EXERCISE
Of the lines in the listing, how many include the string "description"? Write the number and nothing else.

====================

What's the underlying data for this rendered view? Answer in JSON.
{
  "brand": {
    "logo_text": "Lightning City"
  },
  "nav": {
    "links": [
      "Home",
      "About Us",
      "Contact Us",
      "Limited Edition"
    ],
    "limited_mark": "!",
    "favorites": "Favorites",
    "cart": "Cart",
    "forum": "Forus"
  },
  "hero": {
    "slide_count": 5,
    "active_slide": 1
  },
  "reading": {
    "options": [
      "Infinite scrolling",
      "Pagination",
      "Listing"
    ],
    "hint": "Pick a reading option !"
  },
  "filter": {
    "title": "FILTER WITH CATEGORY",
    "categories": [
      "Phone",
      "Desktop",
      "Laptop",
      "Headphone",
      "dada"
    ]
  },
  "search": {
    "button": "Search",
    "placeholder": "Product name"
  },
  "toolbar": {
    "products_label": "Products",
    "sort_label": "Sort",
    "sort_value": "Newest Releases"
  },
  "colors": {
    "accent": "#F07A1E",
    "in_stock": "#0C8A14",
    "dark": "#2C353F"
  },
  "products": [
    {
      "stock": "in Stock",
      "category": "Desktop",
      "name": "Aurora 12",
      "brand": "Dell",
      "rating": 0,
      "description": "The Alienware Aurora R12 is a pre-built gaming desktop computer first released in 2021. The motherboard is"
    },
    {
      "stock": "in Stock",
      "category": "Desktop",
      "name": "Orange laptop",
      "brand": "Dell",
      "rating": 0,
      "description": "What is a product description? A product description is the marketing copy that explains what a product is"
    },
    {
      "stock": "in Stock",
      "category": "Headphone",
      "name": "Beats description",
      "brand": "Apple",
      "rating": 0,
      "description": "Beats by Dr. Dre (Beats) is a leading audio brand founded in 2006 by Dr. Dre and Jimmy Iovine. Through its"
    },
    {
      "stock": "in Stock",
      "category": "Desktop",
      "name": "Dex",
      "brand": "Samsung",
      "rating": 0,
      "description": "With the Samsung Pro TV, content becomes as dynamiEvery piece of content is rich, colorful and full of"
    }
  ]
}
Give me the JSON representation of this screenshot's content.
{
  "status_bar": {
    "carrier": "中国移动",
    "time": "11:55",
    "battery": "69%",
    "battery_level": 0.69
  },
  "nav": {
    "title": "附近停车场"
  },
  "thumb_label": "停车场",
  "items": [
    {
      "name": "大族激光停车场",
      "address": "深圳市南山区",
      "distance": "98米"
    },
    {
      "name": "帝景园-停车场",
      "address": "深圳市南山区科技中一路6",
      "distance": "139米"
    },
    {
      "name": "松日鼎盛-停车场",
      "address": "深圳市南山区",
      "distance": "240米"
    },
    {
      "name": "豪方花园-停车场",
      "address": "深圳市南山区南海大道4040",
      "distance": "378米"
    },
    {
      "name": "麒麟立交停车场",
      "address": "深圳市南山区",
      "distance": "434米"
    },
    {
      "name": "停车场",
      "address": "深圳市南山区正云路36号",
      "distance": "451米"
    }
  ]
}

====================

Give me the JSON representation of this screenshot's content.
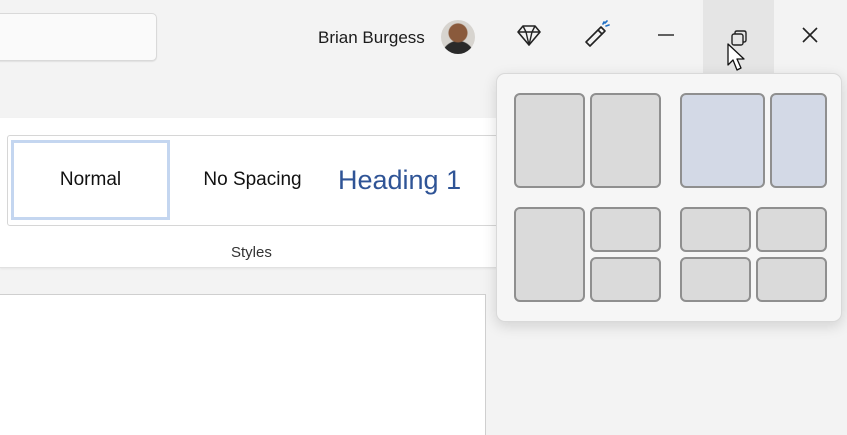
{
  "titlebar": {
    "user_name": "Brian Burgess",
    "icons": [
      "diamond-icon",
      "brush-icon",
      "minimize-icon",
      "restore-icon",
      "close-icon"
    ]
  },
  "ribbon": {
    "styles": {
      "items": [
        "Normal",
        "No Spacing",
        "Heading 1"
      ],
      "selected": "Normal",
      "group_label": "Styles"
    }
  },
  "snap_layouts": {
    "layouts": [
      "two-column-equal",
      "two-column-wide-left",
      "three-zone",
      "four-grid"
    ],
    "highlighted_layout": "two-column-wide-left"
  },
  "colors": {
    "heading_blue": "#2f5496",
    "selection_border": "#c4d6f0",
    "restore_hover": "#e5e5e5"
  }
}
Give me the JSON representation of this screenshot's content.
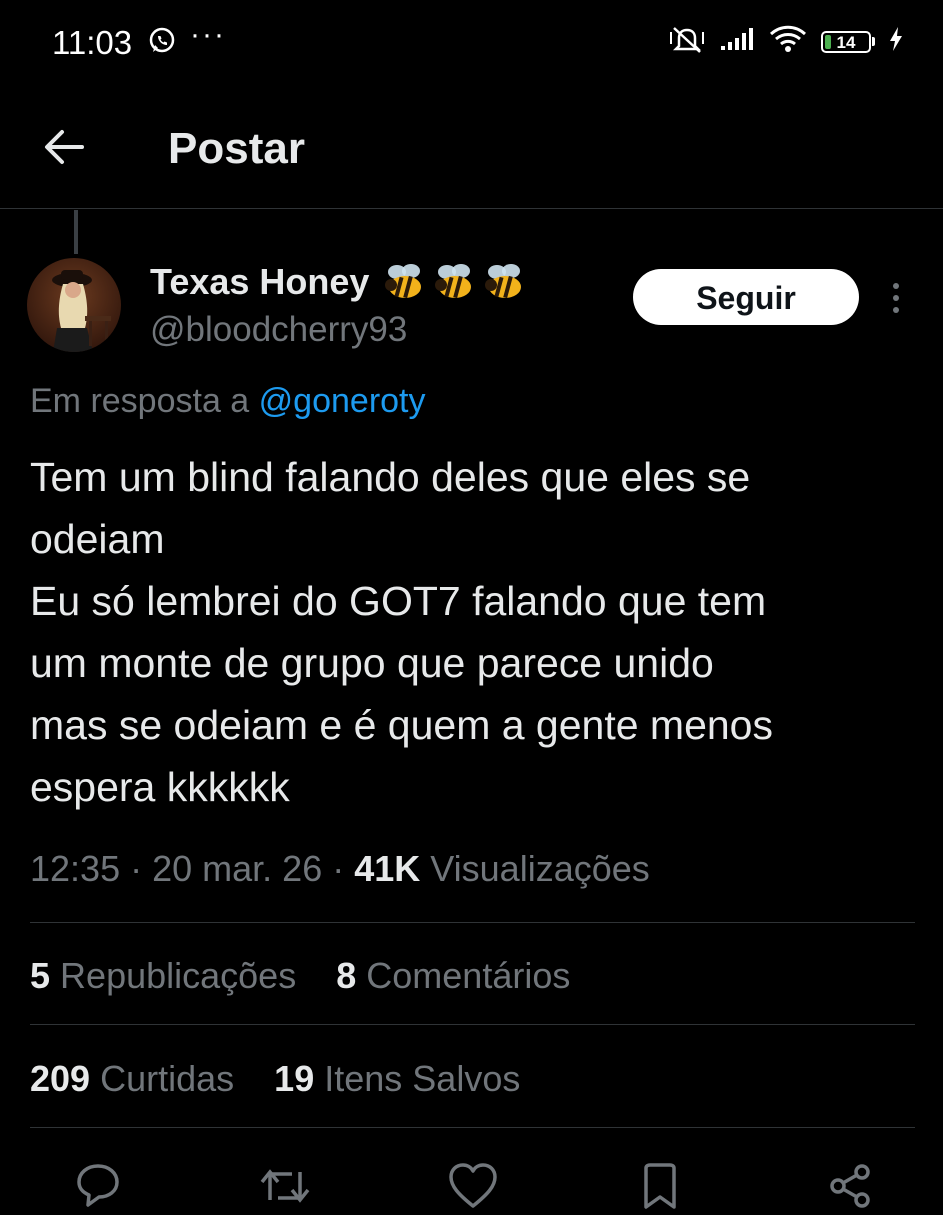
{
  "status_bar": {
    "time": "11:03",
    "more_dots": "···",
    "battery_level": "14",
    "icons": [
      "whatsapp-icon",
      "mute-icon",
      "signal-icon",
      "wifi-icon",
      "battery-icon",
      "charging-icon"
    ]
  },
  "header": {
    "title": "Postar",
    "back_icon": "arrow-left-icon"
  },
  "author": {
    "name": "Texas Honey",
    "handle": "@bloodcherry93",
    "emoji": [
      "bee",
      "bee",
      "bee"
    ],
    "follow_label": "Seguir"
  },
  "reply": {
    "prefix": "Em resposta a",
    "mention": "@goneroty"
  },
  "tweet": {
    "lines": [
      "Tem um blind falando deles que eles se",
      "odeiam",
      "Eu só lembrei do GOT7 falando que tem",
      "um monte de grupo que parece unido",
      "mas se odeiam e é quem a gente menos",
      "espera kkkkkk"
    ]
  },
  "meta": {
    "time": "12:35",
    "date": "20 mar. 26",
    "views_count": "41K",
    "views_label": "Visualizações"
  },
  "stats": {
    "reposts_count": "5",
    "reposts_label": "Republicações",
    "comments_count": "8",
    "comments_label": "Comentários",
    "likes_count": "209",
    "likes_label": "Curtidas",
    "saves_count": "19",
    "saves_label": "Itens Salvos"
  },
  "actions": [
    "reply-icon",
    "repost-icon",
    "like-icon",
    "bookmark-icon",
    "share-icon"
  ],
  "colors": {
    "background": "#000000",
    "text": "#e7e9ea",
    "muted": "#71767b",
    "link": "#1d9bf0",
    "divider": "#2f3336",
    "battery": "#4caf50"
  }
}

====================

FULL RESPONSE
5